■ **What is being asked**
Print the records below word for word, but leave out the pictures.

(Dataset entries)

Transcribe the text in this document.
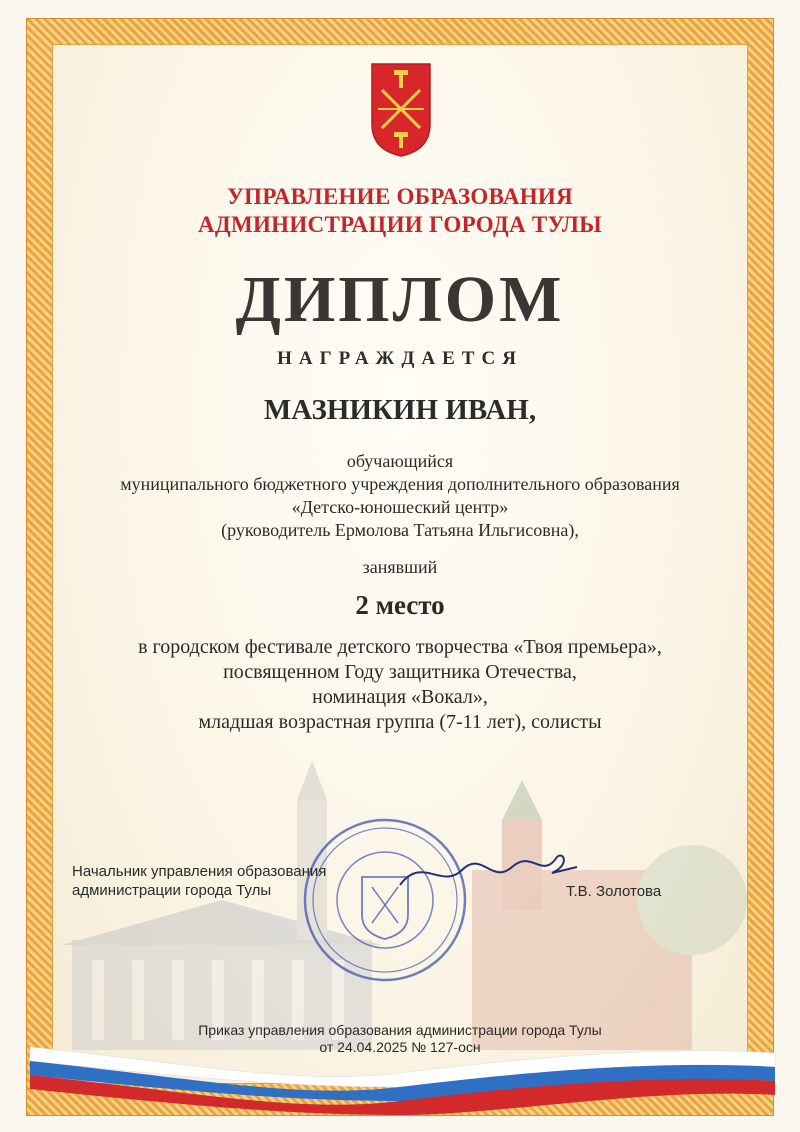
УПРАВЛЕНИЕ ОБРАЗОВАНИЯ
АДМИНИСТРАЦИИ ГОРОДА ТУЛЫ
ДИПЛОМ
НАГРАЖДАЕТСЯ
МАЗНИКИН ИВАН,
обучающийся
муниципального бюджетного учреждения дополнительного образования
«Детско-юношеский центр»
(руководитель Ермолова Татьяна Ильгисовна),
занявший
2 место
в городском фестивале детского творчества «Твоя премьера»,
посвященном Году защитника Отечества,
номинация «Вокал»,
младшая возрастная группа (7-11 лет), солисты
Начальник управления образования
администрации города Тулы	Т.В. Золотова
Приказ управления образования администрации города Тулы
от 24.04.2025 № 127-осн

■ **Answer for the task**
Transcribe the text in this document.
УПРАВЛЕНИЕ ОБРАЗОВАНИЯ
АДМИНИСТРАЦИИ ГОРОДА ТУЛЫ
ДИПЛОМ
НАГРАЖДАЕТСЯ
МАЗНИКИН ИВАН,
обучающийся
муниципального бюджетного учреждения дополнительного образования
«Детско-юношеский центр»
(руководитель Ермолова Татьяна Ильгисовна),
занявший
2 место
в городском фестивале детского творчества «Твоя премьера»,
посвященном Году защитника Отечества,
номинация «Вокал»,
младшая возрастная группа (7-11 лет), солисты
Начальник управления образования
администрации города Тулы	Т.В. Золотова
Приказ управления образования администрации города Тулы
от 24.04.2025 № 127-осн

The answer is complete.